> DATA SHOWN:
○ ○ ○ ○ ○

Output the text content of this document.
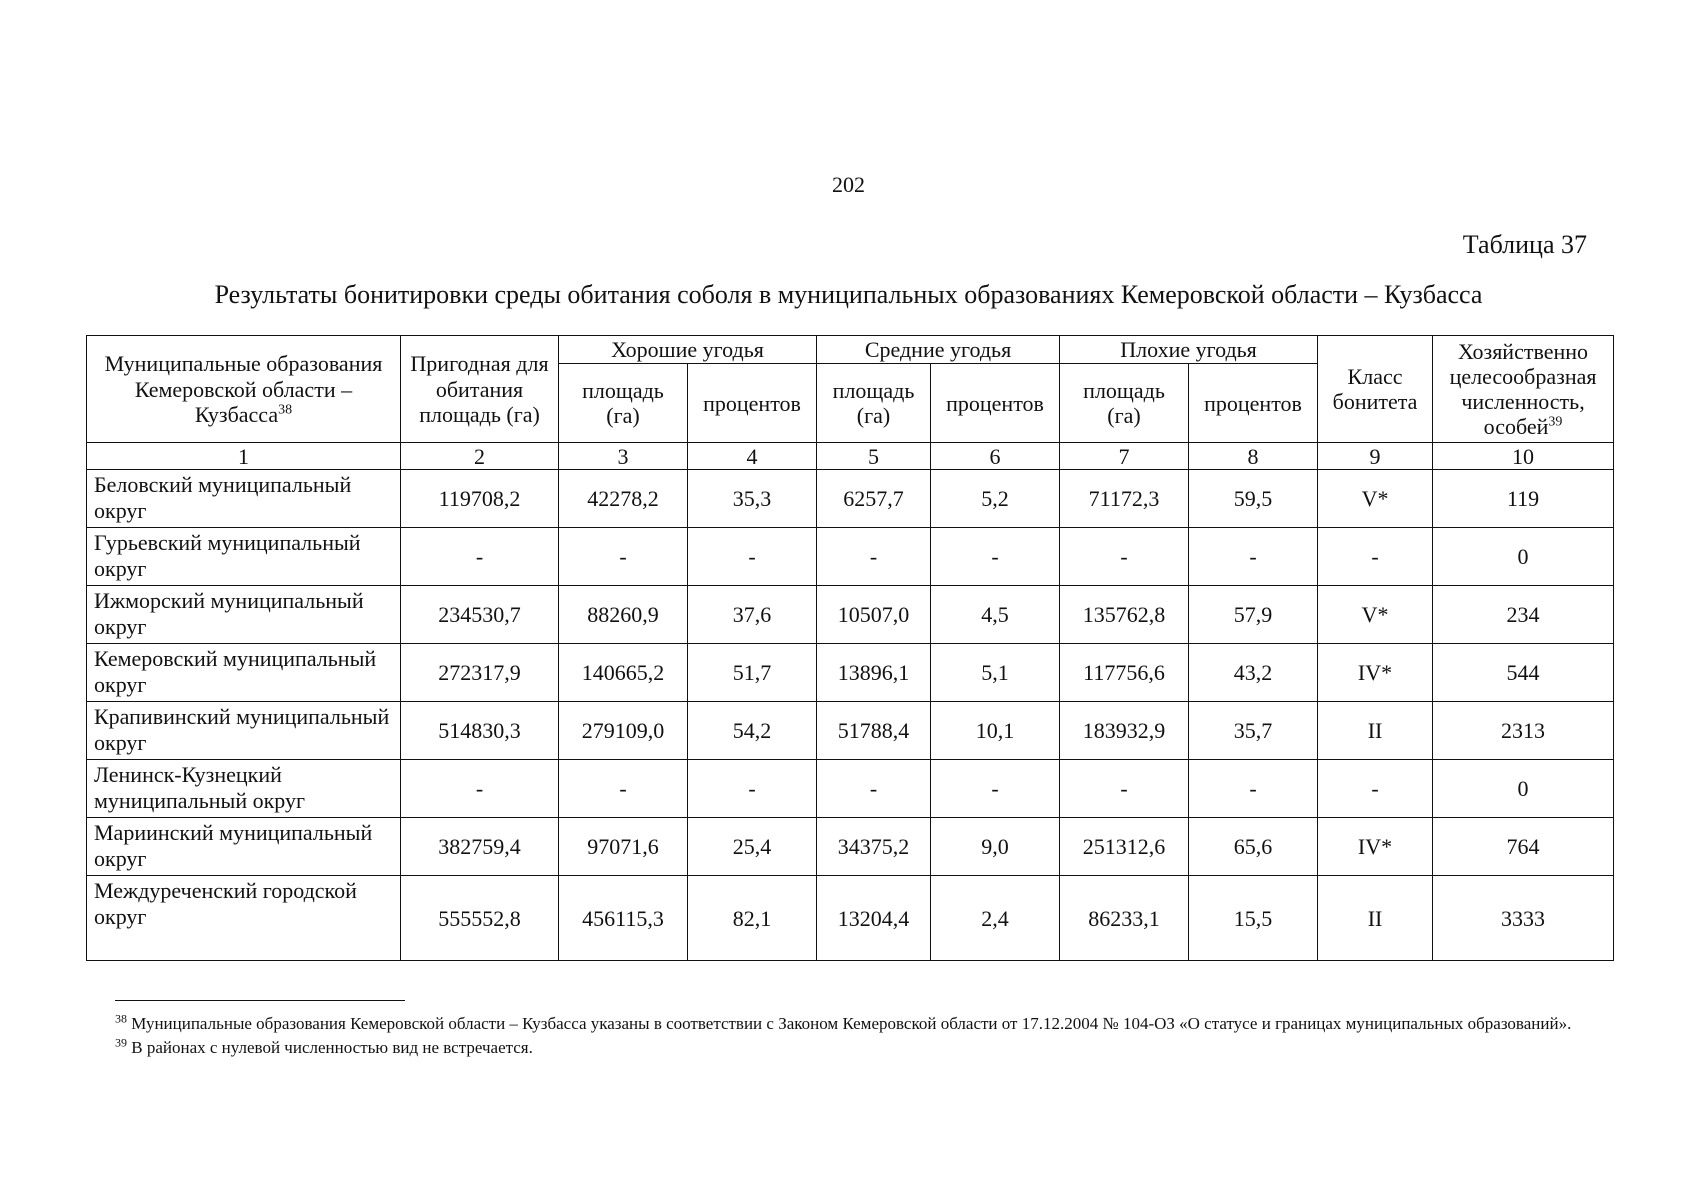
202
Таблица 37
Результаты бонитировки среды обитания соболя в муниципальных образованиях Кемеровской области – Кузбасса
Муниципальные образования Кемеровской области – Кузбасса$^{38}$	Пригодная для обитания площадь (га)	Хорошие угодья		Средние угодья		Плохие угодья		Класс бонитета	Хозяйственно целесообразная численность, особей$^{39}$
		площадь (га)	процентов	площадь (га)	процентов	площадь (га)	процентов		
1	2	3	4	5	6	7	8	9	10
Беловский муниципальный округ	119708,2	42278,2	35,3	6257,7	5,2	71172,3	59,5	V*	119
Гурьевский муниципальный округ	-	-	-	-	-	-	-	-	0
Ижморский муниципальный округ	234530,7	88260,9	37,6	10507,0	4,5	135762,8	57,9	V*	234
Кемеровский муниципальный округ	272317,9	140665,2	51,7	13896,1	5,1	117756,6	43,2	IV*	544
Крапивинский муниципальный округ	514830,3	279109,0	54,2	51788,4	10,1	183932,9	35,7	II	2313
Ленинск-Кузнецкий муниципальный округ	-	-	-	-	-	-	-	-	0
Мариинский муниципальный округ	382759,4	97071,6	25,4	34375,2	9,0	251312,6	65,6	IV*	764
Междуреченский городской округ	555552,8	456115,3	82,1	13204,4	2,4	86233,1	15,5	II	3333

$^{38}$ Муниципальные образования Кемеровской области – Кузбасса указаны в соответствии с Законом Кемеровской области от 17.12.2004 № 104-ОЗ «О статусе и границах муниципальных образований».

$^{39}$ В районах с нулевой численностью вид не встречается.
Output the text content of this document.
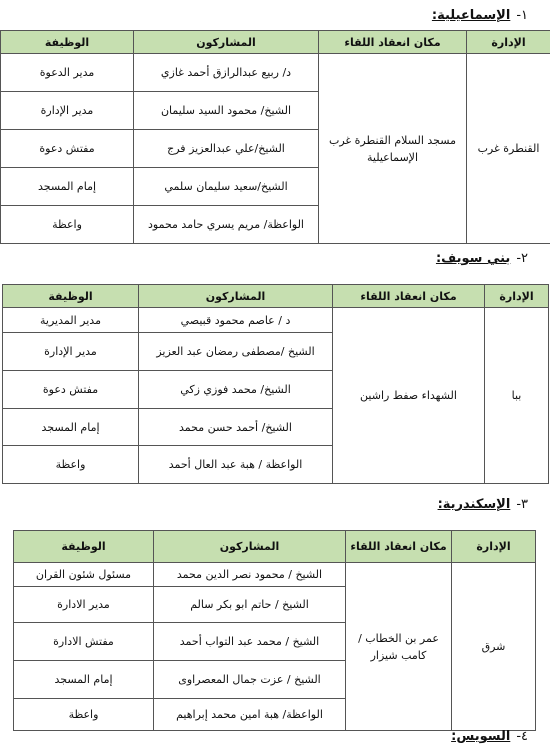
١-الإسماعيلية:
الإدارة	مكان انعقاد اللقاء	المشاركون	الوظيفة
القنطرة غرب	مسجد السلام القنطرة غرب الإسماعيلية	د/ ربيع عبدالرازق أحمد غازي	مدير الدعوة
		الشيخ/ محمود السيد سليمان	مدير الإدارة
		الشيخ/علي عبدالعزيز فرج	مفتش دعوة
		الشيخ/سعيد سليمان سلمي	إمام المسجد
		الواعظة/ مريم يسري حامد محمود	واعظة
٢-بني سويف:
الإدارة	مكان انعقاد اللقاء	المشاركون	الوظيفة
ببا	الشهداء صفط راشين	د / عاصم محمود قبيصي	مدير المديرية
		الشيخ /مصطفى رمضان عبد العزيز	مدير الإدارة
		الشيخ/ محمد فوزي زكي	مفتش دعوة
		الشيخ/ أحمد حسن محمد	إمام المسجد
		الواعظة / هبة عبد العال أحمد	واعظة
٣-الإسكندرية:
الإدارة	مكان انعقاد اللقاء	المشاركون	الوظيفة
شرق	عمر بن الخطاب / كامب شيزار	الشيخ / محمود نصر الدين محمد	مسئول شئون القران
		الشيخ / حاتم ابو بكر سالم	مدير الادارة
		الشيخ / محمد عبد التواب أحمد	مفتش الادارة
		الشيخ / عزت جمال المعصراوى	إمام المسجد
		الواعظة/ هبة امين محمد إبراهيم	واعظة
٤-السويس:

○ ○ ○ ○ ○

> YOUR INSTRUCTIONS: Identify every line above that includes the word "Кемеровской", and show those lines.

> ANSWER:
Результаты бонитировки среды обитания соболя в муниципальных образованиях Кемеровской области – Кузбасса
Муниципальные образования Кемеровской области – Кузбасса$^{38}$	Пригодная для обитания площадь (га)	Хорошие угодья		Средние угодья		Плохие угодья		Класс бонитета	Хозяйственно целесообразная численность, особей$^{39}$
$^{38}$ Муниципальные образования Кемеровской области – Кузбасса указаны в соответствии с Законом Кемеровской области от 17.12.2004 № 104-ОЗ «О статусе и границах муниципальных образований».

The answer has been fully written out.